> [FRAGMENTO PROPORCIONADO]:
────────────────

Cosmopolita

Publicado el Juan Gabriel Gomez Albarello

Manual de psicología aplicada para enfrentar el calentamiento global

El calentamiento global es el asunto más importante de nuestra época. Sobre él debe estar puesta la mayor parte de nuestra atención pues compromete la supervivencia no sólo de la especie humana sino de muchísimas otras formas de vida. Para un lector informado, esta es una verdad de perogrullo. Lo que no es nada evidente es que tenemos que superar enormes obstáculos psicológicos para dar una respuesta efectiva a este desafío planetario.

Cuando uno repasa el recuento de grandes tragedias humanitarias, uno encuentra que su ocurrencia tuvo mucho que ver con la inacción de personas que podrían ser consideradas, por lo menos, medianamente buenas. Aunque un considerable número de psicópatas tuvieron un rol destacado en el despliegue de la violencia a gran escala, el hecho más sobrecogedor sigue siendo la inacción de la gran mayoría de individuos ordinarios. La ceguera voluntaria y el fatalismo parecen haber sido los principales mecanismos psicológicos mediante los cuales esos individuos se deshicieron del sentido de responsabilidad que les habría indicado que tendrían que haber hecho algo para evitar grandes injusticias y enormes sufrimientos. En efecto, muchas personas que pudieron haber ayudado a las víctimas no quisieron darse por enteradas y, si lo hicieron, justificaron su inacción con el argumento de que no habrían podido haber hecho nada para evitar el destino que esas víctimas corrieron.

────────────────

> [INSTRUCCIÓN ESCRITA]: Imprime, del texto sobre el calentamiento global, el tramo que va desde "Manual de psicología" hasta "este desafío planetario.", sin cambiar nada.

> [MATERIAL PROPORCIONADO]:
────────────────

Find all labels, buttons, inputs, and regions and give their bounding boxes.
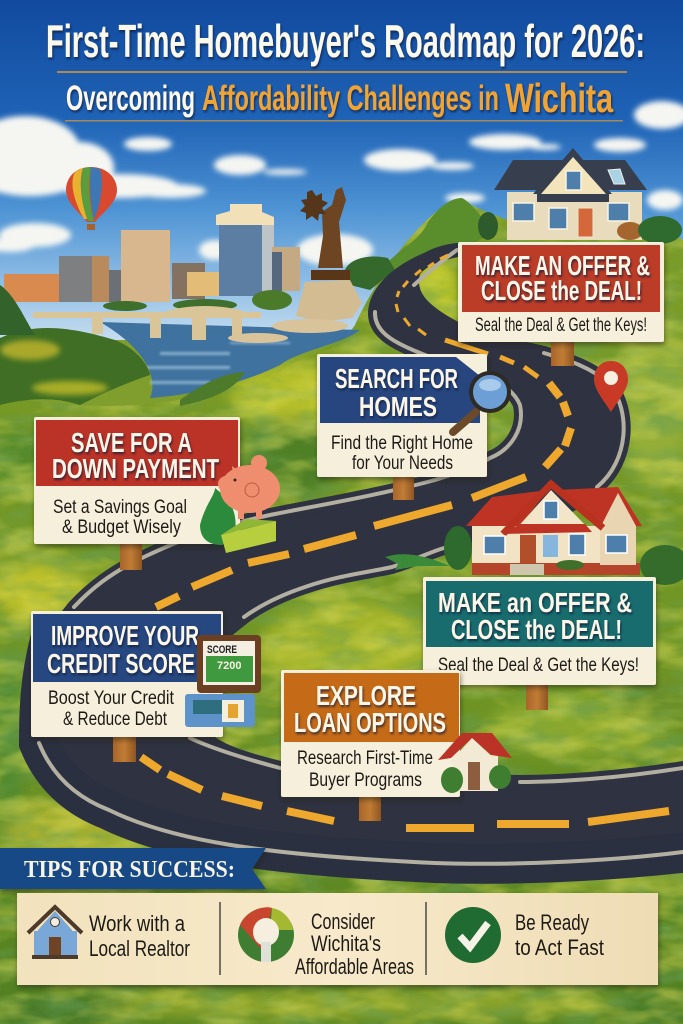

────────────────

> [RESPUESTA AL EJERCICIO]:
Manual de psicología aplicada para enfrentar el calentamiento global

El calentamiento global es el asunto más importante de nuestra época. Sobre él debe estar puesta la mayor parte de nuestra atención pues compromete la supervivencia no sólo de la especie humana sino de muchísimas otras formas de vida. Para un lector informado, esta es una verdad de perogrullo. Lo que no es nada evidente es que tenemos que superar enormes obstáculos psicológicos para dar una respuesta efectiva a este desafío planetario.